── INPUT DATA ──
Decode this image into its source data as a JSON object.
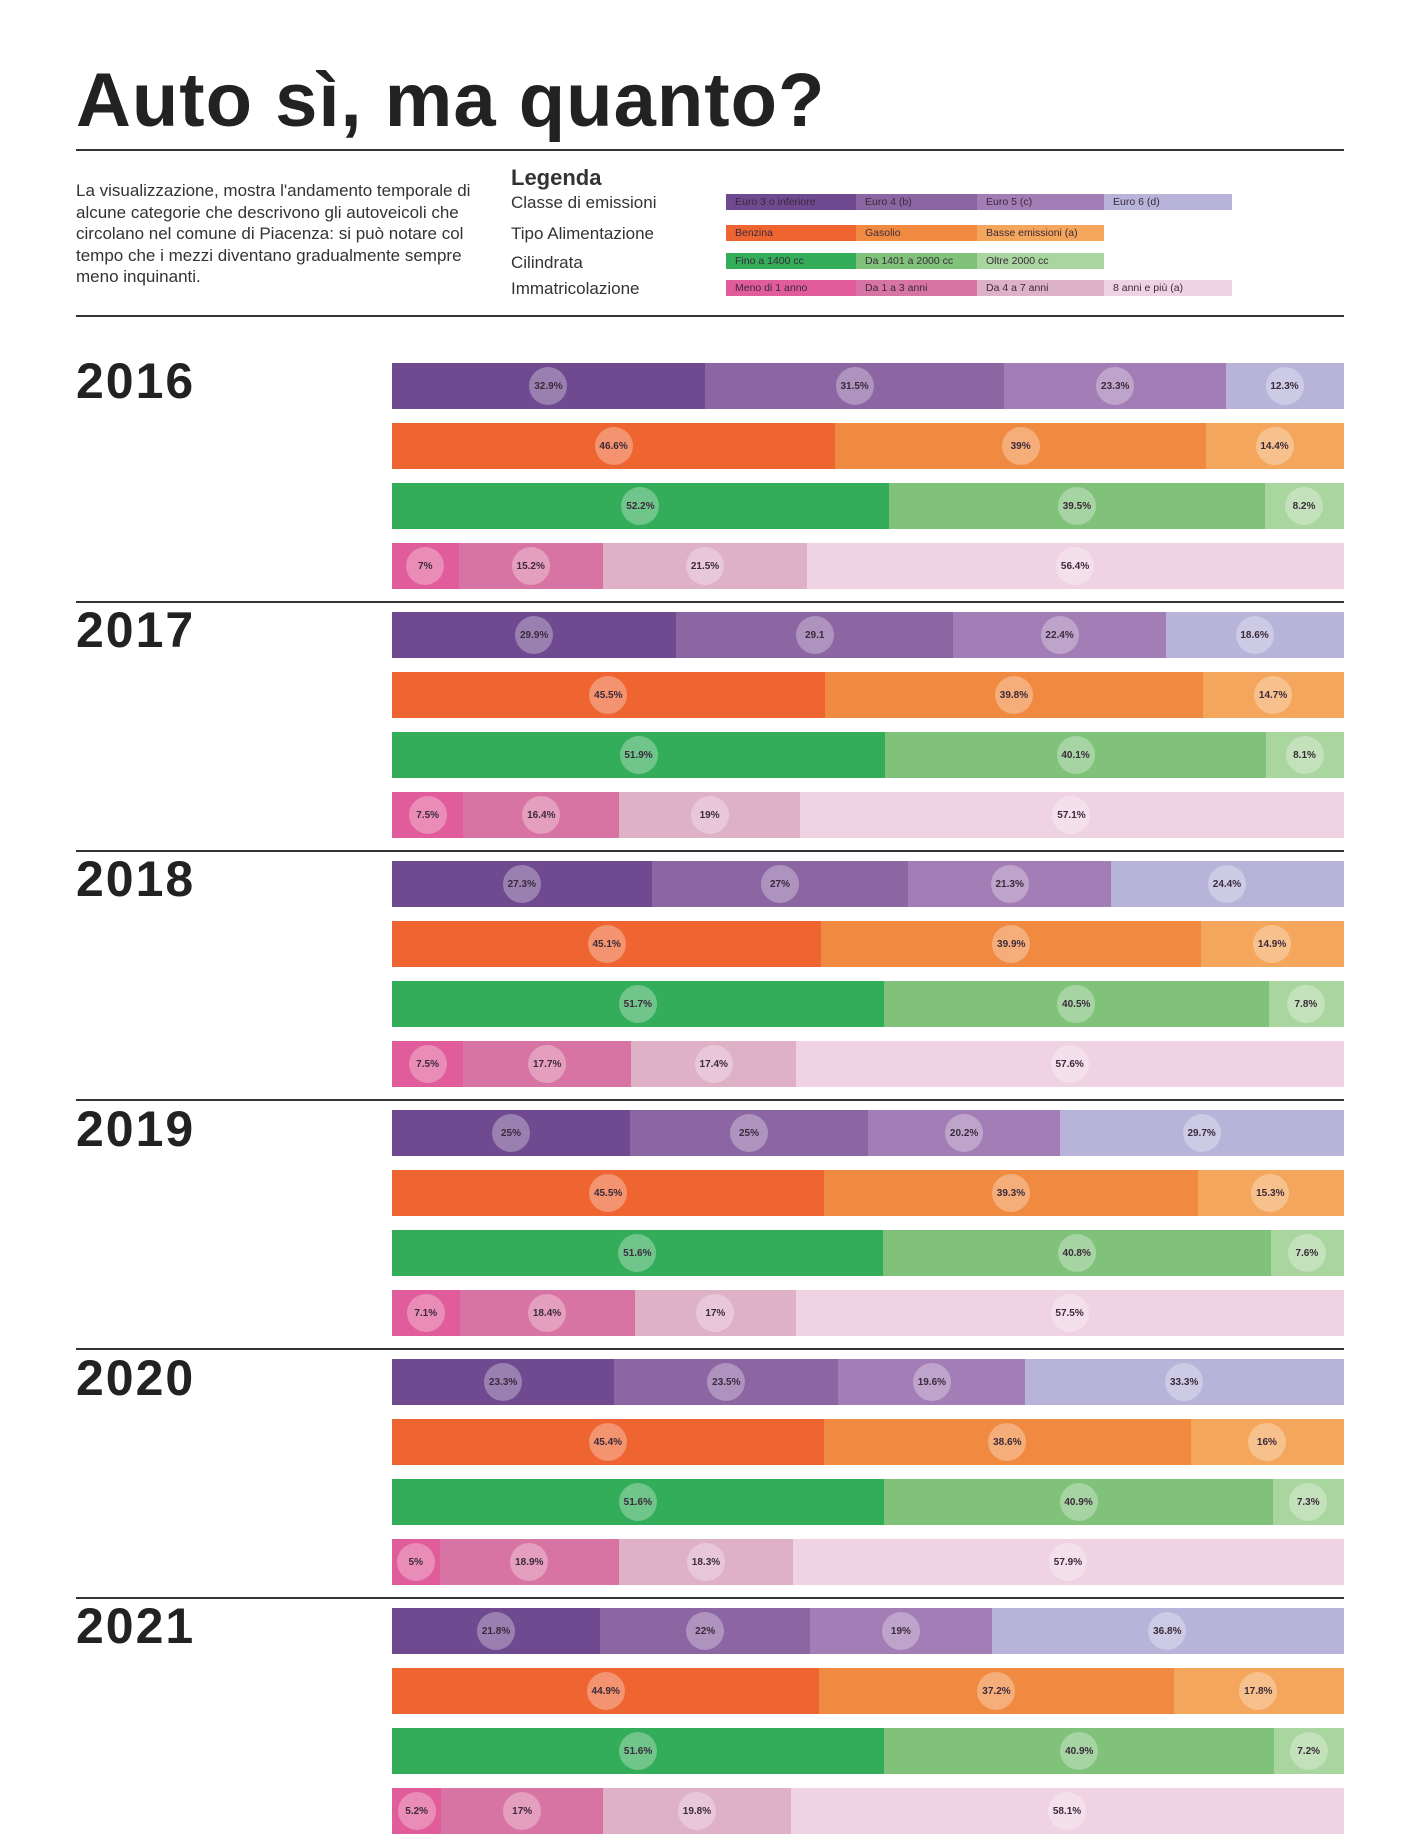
{
  "title": "Auto sì, ma quanto?",
  "description": "La visualizzazione, mostra l'andamento temporale di alcune categorie che descrivono gli autoveicoli che circolano nel comune di Piacenza: si può notare col tempo che i mezzi diventano gradualmente sempre meno inquinanti.",
  "legend": {
    "title": "Legenda",
    "groups": [
      {
        "label": "Classe di emissioni",
        "items": [
          "Euro 3 o inferiore",
          "Euro 4 (b)",
          "Euro 5 (c)",
          "Euro 6 (d)"
        ],
        "colors": [
          "#6f4a90",
          "#8c65a3",
          "#a37db5",
          "#b7b3d9"
        ]
      },
      {
        "label": "Tipo Alimentazione",
        "items": [
          "Benzina",
          "Gasolio",
          "Basse emissioni (a)"
        ],
        "colors": [
          "#ee6532",
          "#f18a41",
          "#f4a65c"
        ]
      },
      {
        "label": "Cilindrata",
        "items": [
          "Fino a 1400 cc",
          "Da 1401 a 2000 cc",
          "Oltre 2000 cc"
        ],
        "colors": [
          "#33ad5a",
          "#80c27a",
          "#a9d59e"
        ]
      },
      {
        "label": "Immatricolazione",
        "items": [
          "Meno di 1 anno",
          "Da 1 a 3 anni",
          "Da 4 a 7 anni",
          "8 anni e più (a)"
        ],
        "colors": [
          "#e05c9a",
          "#d874a3",
          "#dfb1c7",
          "#f0d3e2"
        ]
      }
    ]
  },
  "chart_data": {
    "type": "bar",
    "orientation": "horizontal-stacked-100",
    "title": "Auto sì, ma quanto?",
    "years": [
      "2016",
      "2017",
      "2018",
      "2019",
      "2020",
      "2021"
    ],
    "series": [
      {
        "name": "Classe di emissioni",
        "categories": [
          "Euro 3 o inferiore",
          "Euro 4 (b)",
          "Euro 5 (c)",
          "Euro 6 (d)"
        ],
        "values": [
          [
            32.9,
            31.5,
            23.3,
            12.3
          ],
          [
            29.9,
            29.1,
            22.4,
            18.6
          ],
          [
            27.3,
            27,
            21.3,
            24.4
          ],
          [
            25,
            25,
            20.2,
            29.7
          ],
          [
            23.3,
            23.5,
            19.6,
            33.3
          ],
          [
            21.8,
            22,
            19,
            36.8
          ]
        ],
        "labels": [
          [
            "32.9%",
            "31.5%",
            "23.3%",
            "12.3%"
          ],
          [
            "29.9%",
            "29.1",
            "22.4%",
            "18.6%"
          ],
          [
            "27.3%",
            "27%",
            "21.3%",
            "24.4%"
          ],
          [
            "25%",
            "25%",
            "20.2%",
            "29.7%"
          ],
          [
            "23.3%",
            "23.5%",
            "19.6%",
            "33.3%"
          ],
          [
            "21.8%",
            "22%",
            "19%",
            "36.8%"
          ]
        ]
      },
      {
        "name": "Tipo Alimentazione",
        "categories": [
          "Benzina",
          "Gasolio",
          "Basse emissioni (a)"
        ],
        "values": [
          [
            46.6,
            39,
            14.4
          ],
          [
            45.5,
            39.8,
            14.7
          ],
          [
            45.1,
            39.9,
            14.9
          ],
          [
            45.5,
            39.3,
            15.3
          ],
          [
            45.4,
            38.6,
            16
          ],
          [
            44.9,
            37.2,
            17.8
          ]
        ],
        "labels": [
          [
            "46.6%",
            "39%",
            "14.4%"
          ],
          [
            "45.5%",
            "39.8%",
            "14.7%"
          ],
          [
            "45.1%",
            "39.9%",
            "14.9%"
          ],
          [
            "45.5%",
            "39.3%",
            "15.3%"
          ],
          [
            "45.4%",
            "38.6%",
            "16%"
          ],
          [
            "44.9%",
            "37.2%",
            "17.8%"
          ]
        ]
      },
      {
        "name": "Cilindrata",
        "categories": [
          "Fino a 1400 cc",
          "Da 1401 a 2000 cc",
          "Oltre 2000 cc"
        ],
        "values": [
          [
            52.2,
            39.5,
            8.2
          ],
          [
            51.9,
            40.1,
            8.1
          ],
          [
            51.7,
            40.5,
            7.8
          ],
          [
            51.6,
            40.8,
            7.6
          ],
          [
            51.6,
            40.9,
            7.3
          ],
          [
            51.6,
            40.9,
            7.2
          ]
        ],
        "labels": [
          [
            "52.2%",
            "39.5%",
            "8.2%"
          ],
          [
            "51.9%",
            "40.1%",
            "8.1%"
          ],
          [
            "51.7%",
            "40.5%",
            "7.8%"
          ],
          [
            "51.6%",
            "40.8%",
            "7.6%"
          ],
          [
            "51.6%",
            "40.9%",
            "7.3%"
          ],
          [
            "51.6%",
            "40.9%",
            "7.2%"
          ]
        ]
      },
      {
        "name": "Immatricolazione",
        "categories": [
          "Meno di 1 anno",
          "Da 1 a 3 anni",
          "Da 4 a 7 anni",
          "8 anni e più (a)"
        ],
        "values": [
          [
            7,
            15.2,
            21.5,
            56.4
          ],
          [
            7.5,
            16.4,
            19,
            57.1
          ],
          [
            7.5,
            17.7,
            17.4,
            57.6
          ],
          [
            7.1,
            18.4,
            17,
            57.5
          ],
          [
            5,
            18.9,
            18.3,
            57.9
          ],
          [
            5.2,
            17,
            19.8,
            58.1
          ]
        ],
        "labels": [
          [
            "7%",
            "15.2%",
            "21.5%",
            "56.4%"
          ],
          [
            "7.5%",
            "16.4%",
            "19%",
            "57.1%"
          ],
          [
            "7.5%",
            "17.7%",
            "17.4%",
            "57.6%"
          ],
          [
            "7.1%",
            "18.4%",
            "17%",
            "57.5%"
          ],
          [
            "5%",
            "18.9%",
            "18.3%",
            "57.9%"
          ],
          [
            "5.2%",
            "17%",
            "19.8%",
            "58.1%"
          ]
        ]
      }
    ]
  }
}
───
SHORT PROBLEM
Repeat the material above word for word and skip every image in it.

TASK ANSWER
Decode this image into its source data as a JSON object.
{
  "title": "Auto sì, ma quanto?",
  "description": "La visualizzazione, mostra l'andamento temporale di alcune categorie che descrivono gli autoveicoli che circolano nel comune di Piacenza: si può notare col tempo che i mezzi diventano gradualmente sempre meno inquinanti.",
  "legend": {
    "title": "Legenda",
    "groups": [
      {
        "label": "Classe di emissioni",
        "items": [
          "Euro 3 o inferiore",
          "Euro 4 (b)",
          "Euro 5 (c)",
          "Euro 6 (d)"
        ],
        "colors": [
          "#6f4a90",
          "#8c65a3",
          "#a37db5",
          "#b7b3d9"
        ]
      },
      {
        "label": "Tipo Alimentazione",
        "items": [
          "Benzina",
          "Gasolio",
          "Basse emissioni (a)"
        ],
        "colors": [
          "#ee6532",
          "#f18a41",
          "#f4a65c"
        ]
      },
      {
        "label": "Cilindrata",
        "items": [
          "Fino a 1400 cc",
          "Da 1401 a 2000 cc",
          "Oltre 2000 cc"
        ],
        "colors": [
          "#33ad5a",
          "#80c27a",
          "#a9d59e"
        ]
      },
      {
        "label": "Immatricolazione",
        "items": [
          "Meno di 1 anno",
          "Da 1 a 3 anni",
          "Da 4 a 7 anni",
          "8 anni e più (a)"
        ],
        "colors": [
          "#e05c9a",
          "#d874a3",
          "#dfb1c7",
          "#f0d3e2"
        ]
      }
    ]
  },
  "chart_data": {
    "type": "bar",
    "orientation": "horizontal-stacked-100",
    "title": "Auto sì, ma quanto?",
    "years": [
      "2016",
      "2017",
      "2018",
      "2019",
      "2020",
      "2021"
    ],
    "series": [
      {
        "name": "Classe di emissioni",
        "categories": [
          "Euro 3 o inferiore",
          "Euro 4 (b)",
          "Euro 5 (c)",
          "Euro 6 (d)"
        ],
        "values": [
          [
            32.9,
            31.5,
            23.3,
            12.3
          ],
          [
            29.9,
            29.1,
            22.4,
            18.6
          ],
          [
            27.3,
            27,
            21.3,
            24.4
          ],
          [
            25,
            25,
            20.2,
            29.7
          ],
          [
            23.3,
            23.5,
            19.6,
            33.3
          ],
          [
            21.8,
            22,
            19,
            36.8
          ]
        ],
        "labels": [
          [
            "32.9%",
            "31.5%",
            "23.3%",
            "12.3%"
          ],
          [
            "29.9%",
            "29.1",
            "22.4%",
            "18.6%"
          ],
          [
            "27.3%",
            "27%",
            "21.3%",
            "24.4%"
          ],
          [
            "25%",
            "25%",
            "20.2%",
            "29.7%"
          ],
          [
            "23.3%",
            "23.5%",
            "19.6%",
            "33.3%"
          ],
          [
            "21.8%",
            "22%",
            "19%",
            "36.8%"
          ]
        ]
      },
      {
        "name": "Tipo Alimentazione",
        "categories": [
          "Benzina",
          "Gasolio",
          "Basse emissioni (a)"
        ],
        "values": [
          [
            46.6,
            39,
            14.4
          ],
          [
            45.5,
            39.8,
            14.7
          ],
          [
            45.1,
            39.9,
            14.9
          ],
          [
            45.5,
            39.3,
            15.3
          ],
          [
            45.4,
            38.6,
            16
          ],
          [
            44.9,
            37.2,
            17.8
          ]
        ],
        "labels": [
          [
            "46.6%",
            "39%",
            "14.4%"
          ],
          [
            "45.5%",
            "39.8%",
            "14.7%"
          ],
          [
            "45.1%",
            "39.9%",
            "14.9%"
          ],
          [
            "45.5%",
            "39.3%",
            "15.3%"
          ],
          [
            "45.4%",
            "38.6%",
            "16%"
          ],
          [
            "44.9%",
            "37.2%",
            "17.8%"
          ]
        ]
      },
      {
        "name": "Cilindrata",
        "categories": [
          "Fino a 1400 cc",
          "Da 1401 a 2000 cc",
          "Oltre 2000 cc"
        ],
        "values": [
          [
            52.2,
            39.5,
            8.2
          ],
          [
            51.9,
            40.1,
            8.1
          ],
          [
            51.7,
            40.5,
            7.8
          ],
          [
            51.6,
            40.8,
            7.6
          ],
          [
            51.6,
            40.9,
            7.3
          ],
          [
            51.6,
            40.9,
            7.2
          ]
        ],
        "labels": [
          [
            "52.2%",
            "39.5%",
            "8.2%"
          ],
          [
            "51.9%",
            "40.1%",
            "8.1%"
          ],
          [
            "51.7%",
            "40.5%",
            "7.8%"
          ],
          [
            "51.6%",
            "40.8%",
            "7.6%"
          ],
          [
            "51.6%",
            "40.9%",
            "7.3%"
          ],
          [
            "51.6%",
            "40.9%",
            "7.2%"
          ]
        ]
      },
      {
        "name": "Immatricolazione",
        "categories": [
          "Meno di 1 anno",
          "Da 1 a 3 anni",
          "Da 4 a 7 anni",
          "8 anni e più (a)"
        ],
        "values": [
          [
            7,
            15.2,
            21.5,
            56.4
          ],
          [
            7.5,
            16.4,
            19,
            57.1
          ],
          [
            7.5,
            17.7,
            17.4,
            57.6
          ],
          [
            7.1,
            18.4,
            17,
            57.5
          ],
          [
            5,
            18.9,
            18.3,
            57.9
          ],
          [
            5.2,
            17,
            19.8,
            58.1
          ]
        ],
        "labels": [
          [
            "7%",
            "15.2%",
            "21.5%",
            "56.4%"
          ],
          [
            "7.5%",
            "16.4%",
            "19%",
            "57.1%"
          ],
          [
            "7.5%",
            "17.7%",
            "17.4%",
            "57.6%"
          ],
          [
            "7.1%",
            "18.4%",
            "17%",
            "57.5%"
          ],
          [
            "5%",
            "18.9%",
            "18.3%",
            "57.9%"
          ],
          [
            "5.2%",
            "17%",
            "19.8%",
            "58.1%"
          ]
        ]
      }
    ]
  }
}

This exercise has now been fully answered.